Items from a dataset
○ ○ ○ ○
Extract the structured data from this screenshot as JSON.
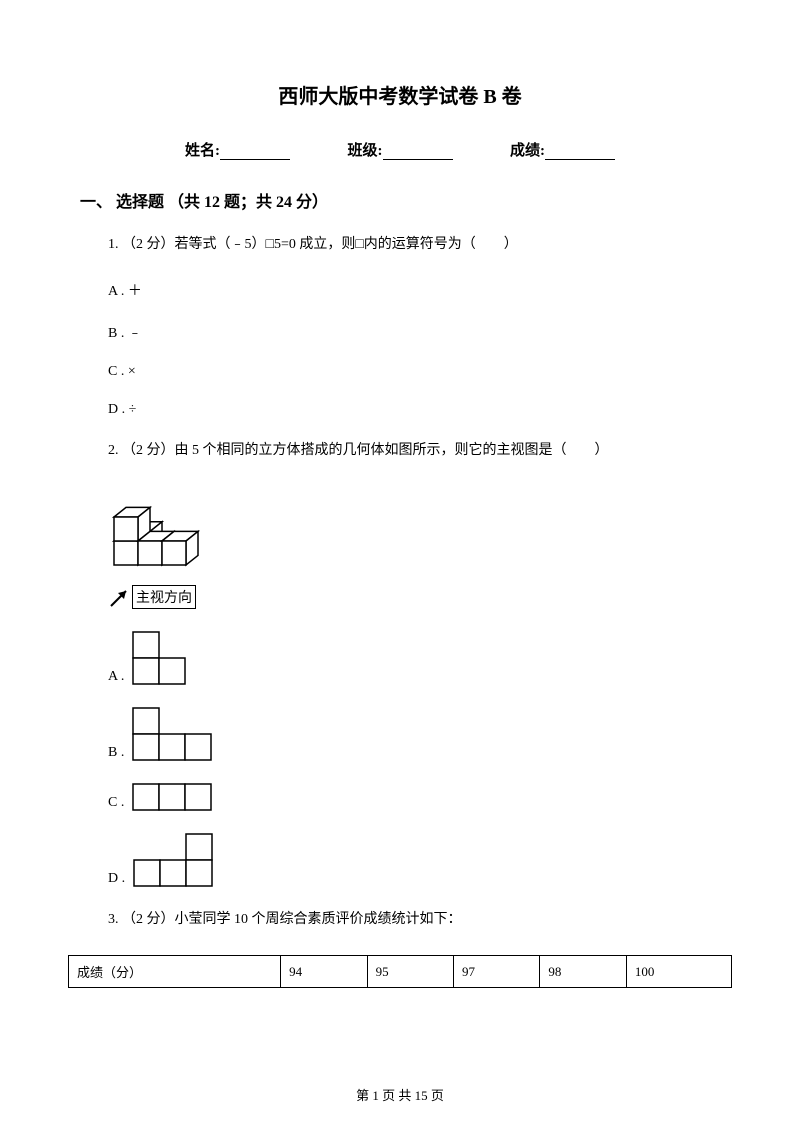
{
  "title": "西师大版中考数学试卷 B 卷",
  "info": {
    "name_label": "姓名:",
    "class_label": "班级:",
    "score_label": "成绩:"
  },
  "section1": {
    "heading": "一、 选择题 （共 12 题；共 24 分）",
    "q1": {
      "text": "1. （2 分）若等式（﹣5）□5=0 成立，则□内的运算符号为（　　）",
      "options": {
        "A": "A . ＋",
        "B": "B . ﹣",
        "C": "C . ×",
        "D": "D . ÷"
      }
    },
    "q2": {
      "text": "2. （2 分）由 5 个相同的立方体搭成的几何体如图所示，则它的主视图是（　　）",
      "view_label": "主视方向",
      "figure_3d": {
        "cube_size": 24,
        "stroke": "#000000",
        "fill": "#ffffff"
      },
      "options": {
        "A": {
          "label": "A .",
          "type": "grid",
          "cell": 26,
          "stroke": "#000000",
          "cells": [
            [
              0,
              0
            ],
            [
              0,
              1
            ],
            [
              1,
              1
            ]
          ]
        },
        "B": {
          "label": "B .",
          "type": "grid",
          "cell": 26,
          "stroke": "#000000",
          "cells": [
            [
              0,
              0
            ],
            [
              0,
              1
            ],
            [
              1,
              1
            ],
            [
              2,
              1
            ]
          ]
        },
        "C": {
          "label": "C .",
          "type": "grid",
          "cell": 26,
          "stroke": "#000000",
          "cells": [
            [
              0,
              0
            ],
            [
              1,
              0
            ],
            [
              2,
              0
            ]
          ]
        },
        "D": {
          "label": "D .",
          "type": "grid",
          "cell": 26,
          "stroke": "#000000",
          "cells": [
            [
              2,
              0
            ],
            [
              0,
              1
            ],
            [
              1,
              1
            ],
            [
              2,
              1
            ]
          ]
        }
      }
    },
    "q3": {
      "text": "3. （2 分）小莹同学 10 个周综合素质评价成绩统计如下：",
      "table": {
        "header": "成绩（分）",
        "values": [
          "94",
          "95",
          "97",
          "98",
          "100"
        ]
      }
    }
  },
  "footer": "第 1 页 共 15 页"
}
○ ○ ○ ○
Filter the records above and return every line that holds the word "text".

      "text": "1. （2 分）若等式（﹣5）□5=0 成立，则□内的运算符号为（　　）",
      "text": "2. （2 分）由 5 个相同的立方体搭成的几何体如图所示，则它的主视图是（　　）",
      "text": "3. （2 分）小莹同学 10 个周综合素质评价成绩统计如下：",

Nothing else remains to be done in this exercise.